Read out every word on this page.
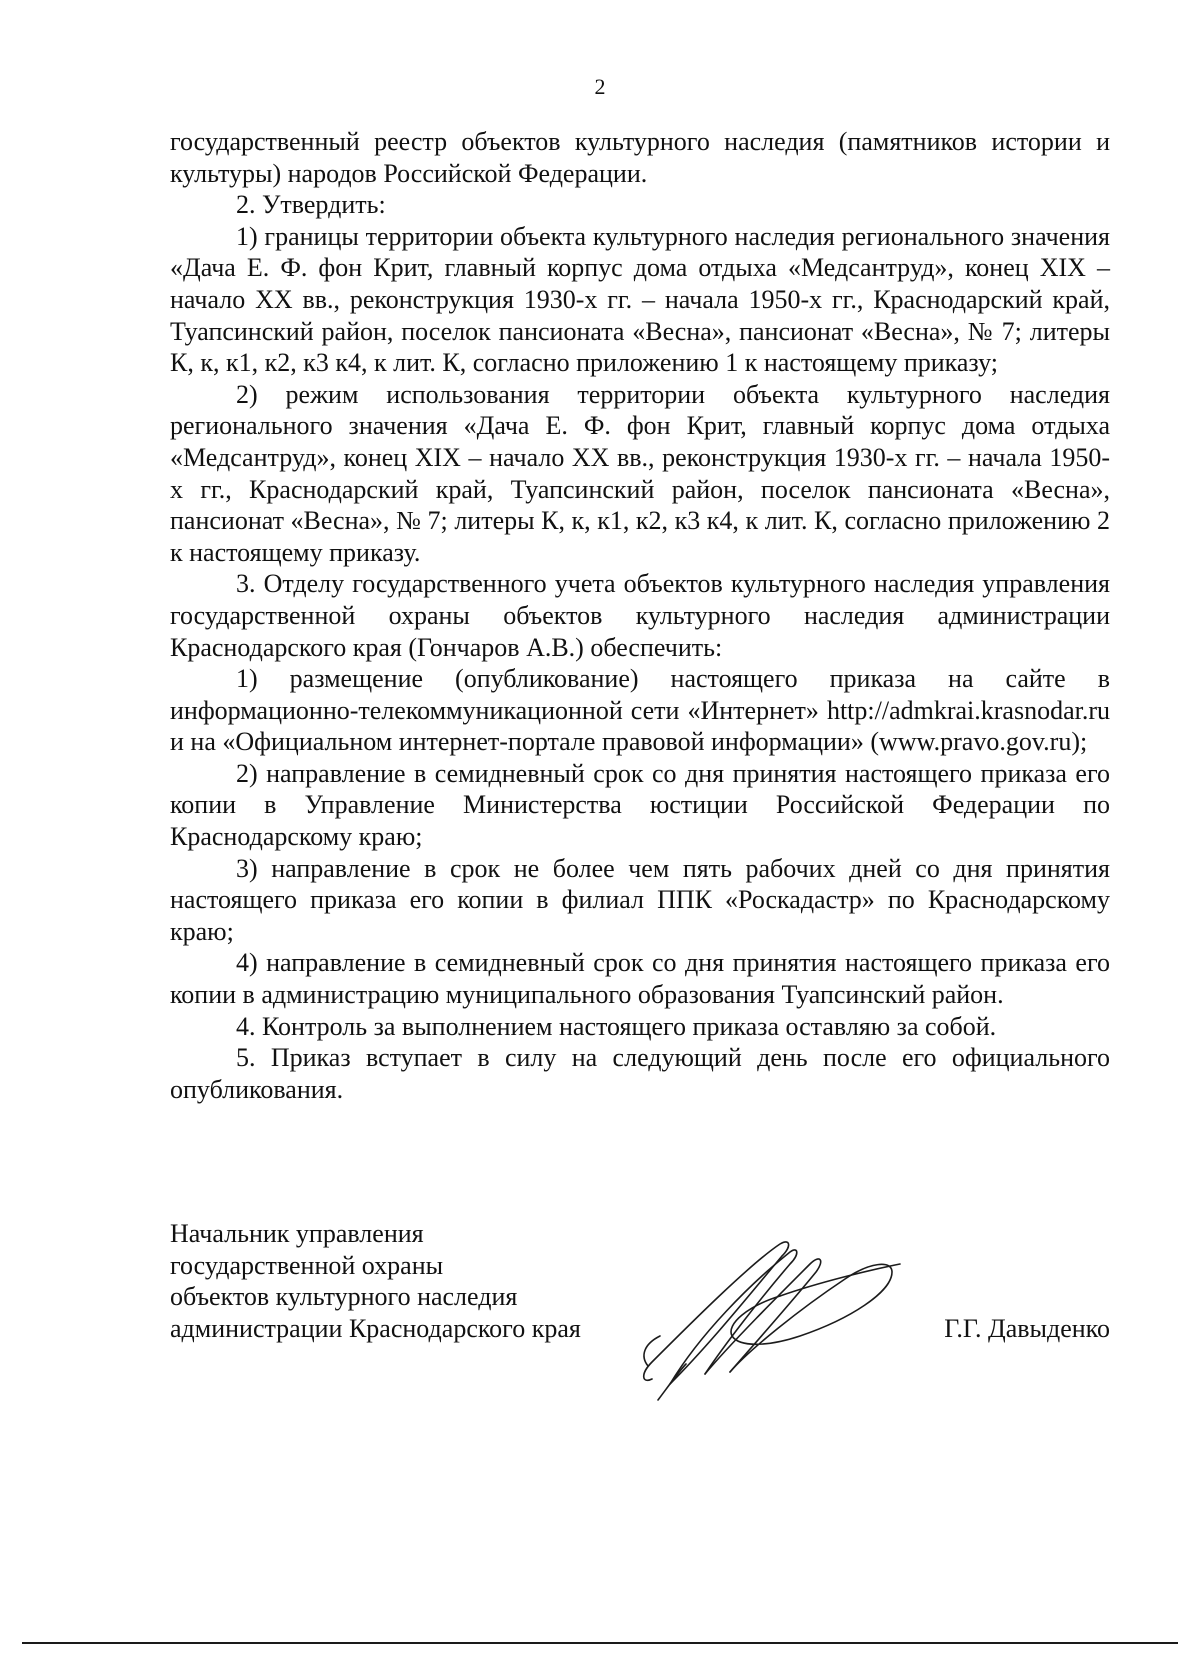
2

государственный реестр объектов культурного наследия (памятников истории и культуры) народов Российской Федерации.

2. Утвердить:

1) границы территории объекта культурного наследия регионального значения «Дача Е. Ф. фон Крит, главный корпус дома отдыха «Медсантруд», конец XIX – начало XX вв., реконструкция 1930-х гг. – начала 1950-х гг., Краснодарский край, Туапсинский район, поселок пансионата «Весна», пансионат «Весна», № 7; литеры К, к, к1, к2, к3 к4, к лит. К, согласно приложению 1 к настоящему приказу;

2) режим использования территории объекта культурного наследия регионального значения «Дача Е. Ф. фон Крит, главный корпус дома отдыха «Медсантруд», конец XIX – начало XX вв., реконструкция 1930-х гг. – начала 1950-х гг., Краснодарский край, Туапсинский район, поселок пансионата «Весна», пансионат «Весна», № 7; литеры К, к, к1, к2, к3 к4, к лит. К, согласно приложению 2 к настоящему приказу.

3. Отделу государственного учета объектов культурного наследия управления государственной охраны объектов культурного наследия администрации Краснодарского края (Гончаров А.В.) обеспечить:

1) размещение (опубликование) настоящего приказа на сайте в информационно-телекоммуникационной сети «Интернет» http://admkrai.krasnodar.ru и на «Официальном интернет-портале правовой информации» (www.pravo.gov.ru);

2) направление в семидневный срок со дня принятия настоящего приказа его копии в Управление Министерства юстиции Российской Федерации по Краснодарскому краю;

3) направление в срок не более чем пять рабочих дней со дня принятия настоящего приказа его копии в филиал ППК «Роскадастр» по Краснодарскому краю;

4) направление в семидневный срок со дня принятия настоящего приказа его копии в администрацию муниципального образования Туапсинский район.

4. Контроль за выполнением настоящего приказа оставляю за собой.

5. Приказ вступает в силу на следующий день после его официального опубликования.

Начальник управления
государственной охраны
объектов культурного наследия
администрации Краснодарского края	Г.Г. Давыденко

⁂

Goal of the exercise:
Report each line in the preceding entries that holds the string "Краснодарскому".

Answer for the task:
2) направление в семидневный срок со дня принятия настоящего приказа его копии в Управление Министерства юстиции Российской Федерации по Краснодарскому краю;
3) направление в срок не более чем пять рабочих дней со дня принятия настоящего приказа его копии в филиал ППК «Роскадастр» по Краснодарскому краю;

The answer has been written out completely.